• **Given problem**
Find the string "text" in the listing and report every line that has it.

━━━━━━━━━━━━━━━━

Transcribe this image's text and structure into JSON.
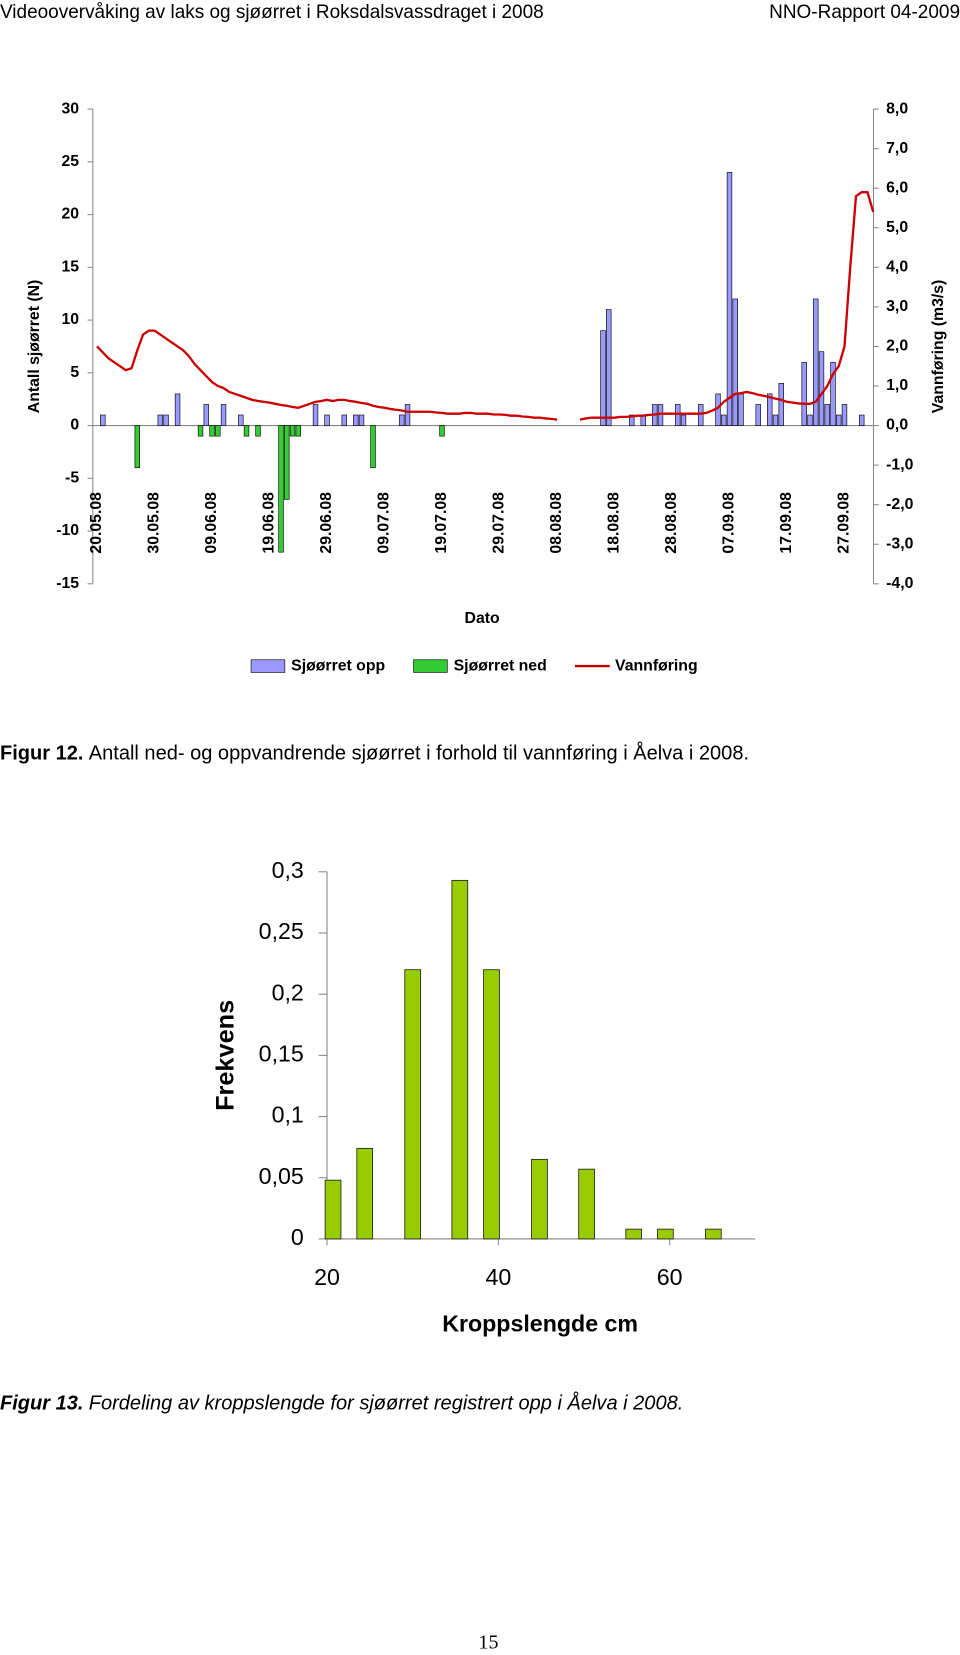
{
  "header": {
    "left": "Videoovervåking av laks og sjøørret i Roksdalsvassdraget i 2008",
    "right": "NNO-Rapport 04-2009"
  },
  "chart_data": [
    {
      "type": "bar",
      "x_label": "Dato",
      "y_label": "Antall sjøørret (N)",
      "y2_label": "Vannføring (m3/s)",
      "categories": [
        "20.05.08",
        null,
        null,
        null,
        null,
        null,
        null,
        null,
        null,
        null,
        "30.05.08",
        null,
        null,
        null,
        null,
        null,
        null,
        null,
        null,
        null,
        "09.06.08",
        null,
        null,
        null,
        null,
        null,
        null,
        null,
        null,
        null,
        "19.06.08",
        null,
        null,
        null,
        null,
        null,
        null,
        null,
        null,
        null,
        "29.06.08",
        null,
        null,
        null,
        null,
        null,
        null,
        null,
        null,
        null,
        "09.07.08",
        null,
        null,
        null,
        null,
        null,
        null,
        null,
        null,
        null,
        "19.07.08",
        null,
        null,
        null,
        null,
        null,
        null,
        null,
        null,
        null,
        "29.07.08",
        null,
        null,
        null,
        null,
        null,
        null,
        null,
        null,
        null,
        "08.08.08",
        null,
        null,
        null,
        null,
        null,
        null,
        null,
        null,
        null,
        "18.08.08",
        null,
        null,
        null,
        null,
        null,
        null,
        null,
        null,
        null,
        "28.08.08",
        null,
        null,
        null,
        null,
        null,
        null,
        null,
        null,
        null,
        "07.09.08",
        null,
        null,
        null,
        null,
        null,
        null,
        null,
        null,
        null,
        "17.09.08",
        null,
        null,
        null,
        null,
        null,
        null,
        null,
        null,
        null,
        "27.09.08",
        null,
        null,
        null,
        null,
        null
      ],
      "series": [
        {
          "name": "Sjøørret opp",
          "type": "bar",
          "color": "#9999ff",
          "values": [
            null,
            1,
            null,
            null,
            null,
            null,
            null,
            null,
            null,
            null,
            null,
            1,
            1,
            null,
            3,
            null,
            null,
            null,
            null,
            2,
            null,
            null,
            2,
            null,
            null,
            1,
            null,
            null,
            null,
            null,
            null,
            null,
            null,
            null,
            null,
            null,
            null,
            null,
            2,
            null,
            1,
            null,
            null,
            1,
            null,
            1,
            1,
            null,
            null,
            null,
            null,
            null,
            null,
            1,
            2,
            null,
            null,
            null,
            null,
            null,
            null,
            null,
            null,
            null,
            null,
            null,
            null,
            null,
            null,
            null,
            null,
            null,
            null,
            null,
            null,
            null,
            null,
            null,
            null,
            null,
            null,
            null,
            null,
            null,
            null,
            null,
            null,
            null,
            9,
            11,
            null,
            null,
            null,
            1,
            null,
            1,
            null,
            2,
            2,
            null,
            null,
            2,
            1,
            null,
            null,
            2,
            null,
            null,
            3,
            1,
            24,
            12,
            3,
            null,
            null,
            2,
            null,
            3,
            1,
            4,
            null,
            null,
            null,
            6,
            1,
            12,
            7,
            2,
            6,
            1,
            2,
            null,
            null,
            1,
            null,
            null
          ]
        },
        {
          "name": "Sjøørret ned",
          "type": "bar",
          "color": "#33cc33",
          "values": [
            null,
            null,
            null,
            null,
            null,
            null,
            null,
            -4,
            null,
            null,
            null,
            null,
            null,
            null,
            null,
            null,
            null,
            null,
            -1,
            null,
            -1,
            -1,
            null,
            null,
            null,
            null,
            -1,
            null,
            -1,
            null,
            null,
            null,
            -12,
            -7,
            -1,
            -1,
            null,
            null,
            null,
            null,
            null,
            null,
            null,
            null,
            null,
            null,
            null,
            null,
            -4,
            null,
            null,
            null,
            null,
            null,
            null,
            null,
            null,
            null,
            null,
            null,
            -1,
            null,
            null,
            null,
            null,
            null,
            null,
            null,
            null,
            null,
            null,
            null,
            null,
            null,
            null,
            null,
            null,
            null,
            null,
            null,
            null,
            null,
            null,
            null,
            null,
            null,
            null,
            null,
            null,
            null,
            null,
            null,
            null,
            null,
            null,
            null,
            null,
            null,
            null,
            null,
            null,
            null,
            null,
            null,
            null,
            null,
            null,
            null,
            null,
            null,
            null,
            null,
            null,
            null,
            null,
            null,
            null,
            null,
            null,
            null,
            null,
            null,
            null,
            null,
            null,
            null,
            null,
            null,
            null,
            null,
            null,
            null,
            null,
            null,
            null,
            null
          ]
        },
        {
          "name": "Vannføring",
          "type": "line",
          "axis": "y2",
          "color": "#cc0000",
          "values": [
            2.0,
            1.85,
            1.7,
            1.6,
            1.5,
            1.4,
            1.45,
            1.9,
            2.3,
            2.4,
            2.4,
            2.3,
            2.2,
            2.1,
            2.0,
            1.9,
            1.75,
            1.55,
            1.4,
            1.25,
            1.1,
            1.0,
            0.95,
            0.85,
            0.8,
            0.75,
            0.7,
            0.65,
            0.62,
            0.6,
            0.58,
            0.55,
            0.52,
            0.5,
            0.47,
            0.45,
            0.5,
            0.55,
            0.6,
            0.62,
            0.65,
            0.62,
            0.65,
            0.65,
            0.62,
            0.6,
            0.57,
            0.55,
            0.5,
            0.47,
            0.45,
            0.42,
            0.4,
            0.38,
            0.35,
            0.35,
            0.35,
            0.35,
            0.35,
            0.33,
            0.32,
            0.3,
            0.3,
            0.3,
            0.32,
            0.32,
            0.3,
            0.3,
            0.3,
            0.28,
            0.28,
            0.27,
            0.25,
            0.25,
            0.23,
            0.22,
            0.2,
            0.2,
            0.18,
            0.17,
            0.15,
            null,
            null,
            null,
            0.15,
            0.18,
            0.2,
            0.2,
            0.2,
            0.2,
            0.2,
            0.22,
            0.22,
            0.23,
            0.25,
            0.25,
            0.27,
            0.28,
            0.3,
            0.3,
            0.3,
            0.3,
            0.3,
            0.3,
            0.3,
            0.3,
            0.32,
            0.38,
            0.45,
            0.6,
            0.7,
            0.8,
            0.82,
            0.85,
            0.82,
            0.78,
            0.75,
            0.72,
            0.68,
            0.65,
            0.6,
            0.58,
            0.56,
            0.55,
            0.55,
            0.6,
            0.8,
            1.0,
            1.3,
            1.5,
            2.0,
            4.0,
            5.8,
            5.9,
            5.9,
            5.4
          ]
        }
      ],
      "ylim": [
        -15,
        30
      ],
      "yticks": [
        -15,
        -10,
        -5,
        0,
        5,
        10,
        15,
        20,
        25,
        30
      ],
      "y2lim": [
        -4,
        8
      ],
      "y2ticks": [
        {
          "value": -4,
          "label": "-4,0"
        },
        {
          "value": -3,
          "label": "-3,0"
        },
        {
          "value": -2,
          "label": "-2,0"
        },
        {
          "value": -1,
          "label": "-1,0"
        },
        {
          "value": 0,
          "label": "0,0"
        },
        {
          "value": 1,
          "label": "1,0"
        },
        {
          "value": 2,
          "label": "2,0"
        },
        {
          "value": 3,
          "label": "3,0"
        },
        {
          "value": 4,
          "label": "4,0"
        },
        {
          "value": 5,
          "label": "5,0"
        },
        {
          "value": 6,
          "label": "6,0"
        },
        {
          "value": 7,
          "label": "7,0"
        },
        {
          "value": 8,
          "label": "8,0"
        }
      ],
      "grid": false,
      "legend": "bottom"
    },
    {
      "type": "bar",
      "x_label": "Kroppslengde cm",
      "y_label": "Frekvens",
      "x": [
        20.7,
        24.4,
        30,
        35.5,
        39.2,
        44.8,
        50.3,
        55.8,
        59.5,
        65.1
      ],
      "values": [
        0.048,
        0.074,
        0.22,
        0.293,
        0.22,
        0.065,
        0.057,
        0.008,
        0.008,
        0.008
      ],
      "color": "#99cc00",
      "xlim": [
        20,
        70
      ],
      "xticks": [
        20,
        40,
        60
      ],
      "ylim": [
        0,
        0.3
      ],
      "yticks": [
        0,
        {
          "value": 0.05,
          "label": "0,05"
        },
        {
          "value": 0.1,
          "label": "0,1"
        },
        {
          "value": 0.15,
          "label": "0,15"
        },
        {
          "value": 0.2,
          "label": "0,2"
        },
        {
          "value": 0.25,
          "label": "0,25"
        },
        {
          "value": 0.3,
          "label": "0,3"
        }
      ],
      "grid": false
    }
  ],
  "captions": [
    {
      "label": "Figur 12.",
      "text": "Antall ned- og oppvandrende sjøørret i forhold til vannføring i Åelva i 2008."
    },
    {
      "label": "Figur 13.",
      "text": "Fordeling av kroppslengde for sjøørret registrert opp i Åelva i 2008."
    }
  ],
  "page_number": "15"
}
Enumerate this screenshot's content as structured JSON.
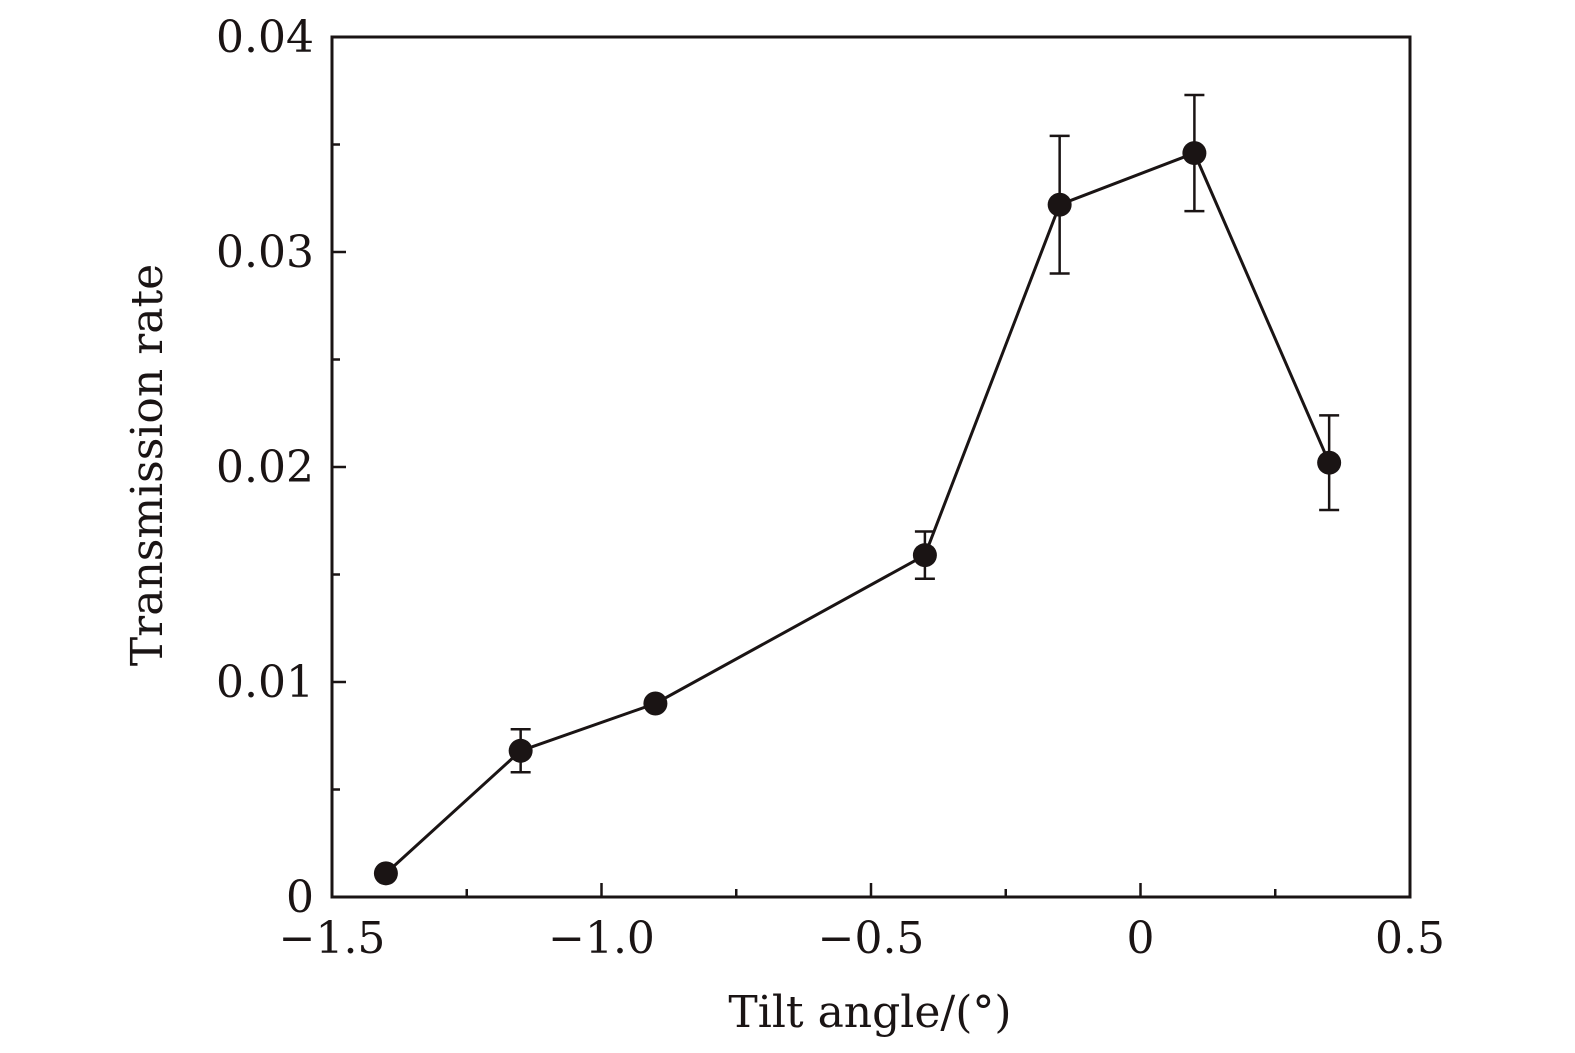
{
  "chart_data": {
    "type": "line",
    "xlabel": "Tilt angle/(°)",
    "ylabel": "Transmission rate",
    "xlim": [
      -1.5,
      0.5
    ],
    "ylim": [
      0,
      0.04
    ],
    "x_ticks": [
      {
        "value": -1.5,
        "label": "−1.5"
      },
      {
        "value": -1.0,
        "label": "−1.0"
      },
      {
        "value": -0.5,
        "label": "−0.5"
      },
      {
        "value": 0,
        "label": "0"
      },
      {
        "value": 0.5,
        "label": "0.5"
      }
    ],
    "x_minor_ticks": [
      -1.25,
      -0.75,
      -0.25,
      0.25
    ],
    "y_ticks": [
      {
        "value": 0,
        "label": "0"
      },
      {
        "value": 0.01,
        "label": "0.01"
      },
      {
        "value": 0.02,
        "label": "0.02"
      },
      {
        "value": 0.03,
        "label": "0.03"
      },
      {
        "value": 0.04,
        "label": "0.04"
      }
    ],
    "y_minor_ticks": [
      0.005,
      0.015,
      0.025,
      0.035
    ],
    "grid": false,
    "marker": "filled-circle",
    "colors": {
      "series": "#1a1414",
      "axes": "#1a1414",
      "background": "#ffffff"
    },
    "series": [
      {
        "points": [
          {
            "x": -1.4,
            "y": 0.0011,
            "err": 0
          },
          {
            "x": -1.15,
            "y": 0.0068,
            "err": 0.001
          },
          {
            "x": -0.9,
            "y": 0.009,
            "err": 0
          },
          {
            "x": -0.4,
            "y": 0.0159,
            "err": 0.0011
          },
          {
            "x": -0.15,
            "y": 0.0322,
            "err": 0.0032
          },
          {
            "x": 0.1,
            "y": 0.0346,
            "err": 0.0027
          },
          {
            "x": 0.35,
            "y": 0.0202,
            "err": 0.0022
          }
        ]
      }
    ]
  }
}
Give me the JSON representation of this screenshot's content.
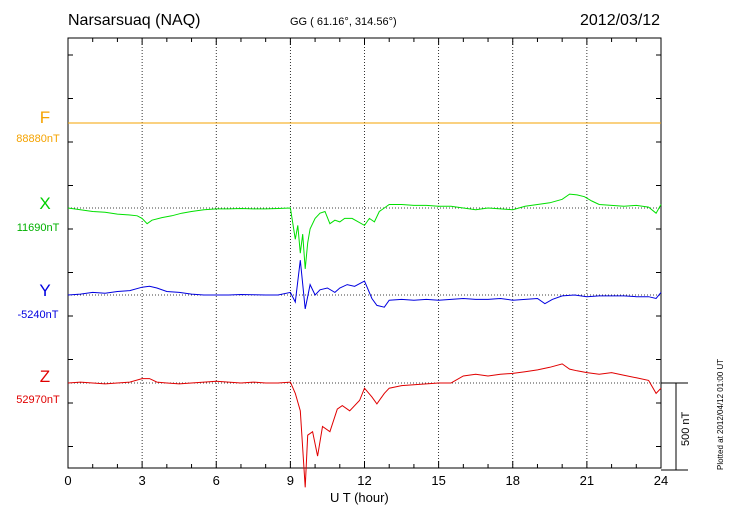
{
  "header": {
    "station": "Narsarsuaq (NAQ)",
    "coords": "GG ( 61.16°, 314.56°)",
    "date": "2012/03/12"
  },
  "plotted_note": "Plotted at 2012/04/12 01:00 UT",
  "scale_label": "500 nT",
  "chart_data": {
    "type": "line",
    "xlabel": "U T (hour)",
    "xlim": [
      0,
      24
    ],
    "xticks": [
      0,
      3,
      6,
      9,
      12,
      15,
      18,
      21,
      24
    ],
    "grid": true,
    "scale_bar_nT": 500,
    "series": [
      {
        "name": "F",
        "baseline_label": "88880nT",
        "color": "#f5a300",
        "x": [
          0,
          24
        ],
        "y": [
          0,
          0
        ]
      },
      {
        "name": "X",
        "baseline_label": "11690nT",
        "color": "#00e000",
        "x": [
          0,
          0.5,
          1,
          1.5,
          2,
          2.5,
          2.8,
          3,
          3.2,
          3.4,
          3.8,
          4.2,
          4.6,
          5,
          5.5,
          6,
          6.5,
          7,
          7.5,
          8,
          8.5,
          9,
          9.2,
          9.3,
          9.4,
          9.5,
          9.6,
          9.7,
          9.8,
          10,
          10.2,
          10.4,
          10.6,
          10.8,
          11,
          11.2,
          11.5,
          12,
          12.2,
          12.4,
          12.6,
          12.8,
          13,
          13.5,
          14,
          14.5,
          15,
          15.5,
          16,
          16.5,
          17,
          17.5,
          18,
          18.5,
          19,
          19.5,
          20,
          20.3,
          20.6,
          20.9,
          21.2,
          21.5,
          22,
          22.5,
          23,
          23.5,
          23.8,
          24
        ],
        "y": [
          0,
          -10,
          -20,
          -25,
          -35,
          -40,
          -45,
          -60,
          -90,
          -70,
          -55,
          -45,
          -30,
          -20,
          -10,
          -5,
          -5,
          -3,
          -5,
          -5,
          -3,
          0,
          -180,
          -100,
          -260,
          -150,
          -350,
          -200,
          -120,
          -60,
          -30,
          -20,
          -90,
          -70,
          -80,
          -60,
          -60,
          -100,
          -60,
          -80,
          -20,
          0,
          20,
          20,
          15,
          15,
          10,
          10,
          0,
          -10,
          0,
          -5,
          -10,
          10,
          20,
          30,
          50,
          80,
          75,
          65,
          40,
          20,
          15,
          10,
          15,
          5,
          -30,
          20
        ]
      },
      {
        "name": "Y",
        "baseline_label": "-5240nT",
        "color": "#0000e0",
        "x": [
          0,
          0.5,
          1,
          1.5,
          2,
          2.5,
          3,
          3.3,
          3.6,
          4,
          4.5,
          5,
          5.5,
          6,
          6.5,
          7,
          7.5,
          8,
          8.5,
          9,
          9.2,
          9.4,
          9.6,
          9.8,
          10,
          10.2,
          10.5,
          10.8,
          11,
          11.3,
          11.6,
          12,
          12.3,
          12.5,
          12.8,
          13,
          13.5,
          14,
          14.5,
          15,
          15.5,
          16,
          16.5,
          17,
          17.5,
          18,
          18.5,
          19,
          19.3,
          19.6,
          20,
          20.5,
          21,
          21.5,
          22,
          22.5,
          23,
          23.5,
          23.8,
          24
        ],
        "y": [
          0,
          5,
          15,
          10,
          20,
          25,
          45,
          50,
          40,
          20,
          15,
          5,
          0,
          0,
          0,
          3,
          2,
          0,
          0,
          15,
          -40,
          200,
          -80,
          60,
          0,
          30,
          40,
          15,
          40,
          60,
          50,
          80,
          -20,
          -60,
          -70,
          -30,
          -25,
          -30,
          -25,
          -30,
          -25,
          -20,
          -25,
          -25,
          -20,
          -30,
          -25,
          -20,
          -50,
          -25,
          -5,
          0,
          -10,
          -5,
          -5,
          -5,
          -10,
          -10,
          -20,
          15
        ]
      },
      {
        "name": "Z",
        "baseline_label": "52970nT",
        "color": "#e00000",
        "x": [
          0,
          0.5,
          1,
          1.5,
          2,
          2.5,
          3,
          3.3,
          3.6,
          4,
          4.5,
          5,
          5.5,
          6,
          6.5,
          7,
          7.5,
          8,
          8.5,
          9,
          9.2,
          9.4,
          9.6,
          9.7,
          9.9,
          10.1,
          10.3,
          10.6,
          10.9,
          11.1,
          11.4,
          11.8,
          12,
          12.3,
          12.5,
          12.8,
          13,
          13.5,
          14,
          14.5,
          15,
          15.5,
          16,
          16.5,
          17,
          17.5,
          18,
          18.5,
          19,
          19.5,
          20,
          20.3,
          20.6,
          21,
          21.5,
          22,
          22.5,
          23,
          23.5,
          23.8,
          24
        ],
        "y": [
          0,
          5,
          0,
          -5,
          0,
          5,
          25,
          25,
          5,
          0,
          -5,
          0,
          5,
          10,
          5,
          0,
          5,
          0,
          0,
          5,
          -60,
          -160,
          -600,
          -300,
          -280,
          -420,
          -250,
          -280,
          -150,
          -130,
          -160,
          -100,
          -30,
          -80,
          -120,
          -60,
          -30,
          -15,
          -10,
          -5,
          0,
          0,
          40,
          50,
          40,
          50,
          55,
          65,
          75,
          90,
          110,
          80,
          70,
          60,
          50,
          60,
          45,
          30,
          15,
          -60,
          -30
        ]
      }
    ]
  }
}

━━━━━━━━━━━━━━━━

• **Task result**
Transcribe this image's text and structure into JSON.
      "text": "Antall ned- og oppvandrende sjøørret i forhold til vannføring i Åelva i 2008."
      "text": "Fordeling av kroppslengde for sjøørret registrert opp i Åelva i 2008."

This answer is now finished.